Goal of the exercise.
Set down the full listing exactly, character for character.

Task data.
## START

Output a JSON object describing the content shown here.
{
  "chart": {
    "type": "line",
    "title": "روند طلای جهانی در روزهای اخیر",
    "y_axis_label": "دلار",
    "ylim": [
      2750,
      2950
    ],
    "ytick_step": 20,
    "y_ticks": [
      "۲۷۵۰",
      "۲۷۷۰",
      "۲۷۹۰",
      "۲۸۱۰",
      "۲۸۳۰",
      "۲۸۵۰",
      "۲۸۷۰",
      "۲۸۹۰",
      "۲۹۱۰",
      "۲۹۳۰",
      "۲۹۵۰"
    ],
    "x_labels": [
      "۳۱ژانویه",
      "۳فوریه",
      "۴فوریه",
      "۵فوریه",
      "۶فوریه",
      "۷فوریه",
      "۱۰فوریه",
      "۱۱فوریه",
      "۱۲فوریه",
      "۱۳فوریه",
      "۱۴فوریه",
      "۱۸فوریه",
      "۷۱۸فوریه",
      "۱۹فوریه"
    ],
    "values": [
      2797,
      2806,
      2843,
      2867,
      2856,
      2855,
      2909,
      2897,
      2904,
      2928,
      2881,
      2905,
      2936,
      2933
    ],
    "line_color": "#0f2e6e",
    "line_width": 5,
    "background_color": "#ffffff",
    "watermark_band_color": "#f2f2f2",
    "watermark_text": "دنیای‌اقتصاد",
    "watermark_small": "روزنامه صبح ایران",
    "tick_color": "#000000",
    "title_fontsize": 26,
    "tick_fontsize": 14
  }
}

## END

Exercise response.
Output a JSON object describing the content shown here.
{
  "chart": {
    "type": "line",
    "title": "روند طلای جهانی در روزهای اخیر",
    "y_axis_label": "دلار",
    "ylim": [
      2750,
      2950
    ],
    "ytick_step": 20,
    "y_ticks": [
      "۲۷۵۰",
      "۲۷۷۰",
      "۲۷۹۰",
      "۲۸۱۰",
      "۲۸۳۰",
      "۲۸۵۰",
      "۲۸۷۰",
      "۲۸۹۰",
      "۲۹۱۰",
      "۲۹۳۰",
      "۲۹۵۰"
    ],
    "x_labels": [
      "۳۱ژانویه",
      "۳فوریه",
      "۴فوریه",
      "۵فوریه",
      "۶فوریه",
      "۷فوریه",
      "۱۰فوریه",
      "۱۱فوریه",
      "۱۲فوریه",
      "۱۳فوریه",
      "۱۴فوریه",
      "۱۸فوریه",
      "۷۱۸فوریه",
      "۱۹فوریه"
    ],
    "values": [
      2797,
      2806,
      2843,
      2867,
      2856,
      2855,
      2909,
      2897,
      2904,
      2928,
      2881,
      2905,
      2936,
      2933
    ],
    "line_color": "#0f2e6e",
    "line_width": 5,
    "background_color": "#ffffff",
    "watermark_band_color": "#f2f2f2",
    "watermark_text": "دنیای‌اقتصاد",
    "watermark_small": "روزنامه صبح ایران",
    "tick_color": "#000000",
    "title_fontsize": 26,
    "tick_fontsize": 14
  }
}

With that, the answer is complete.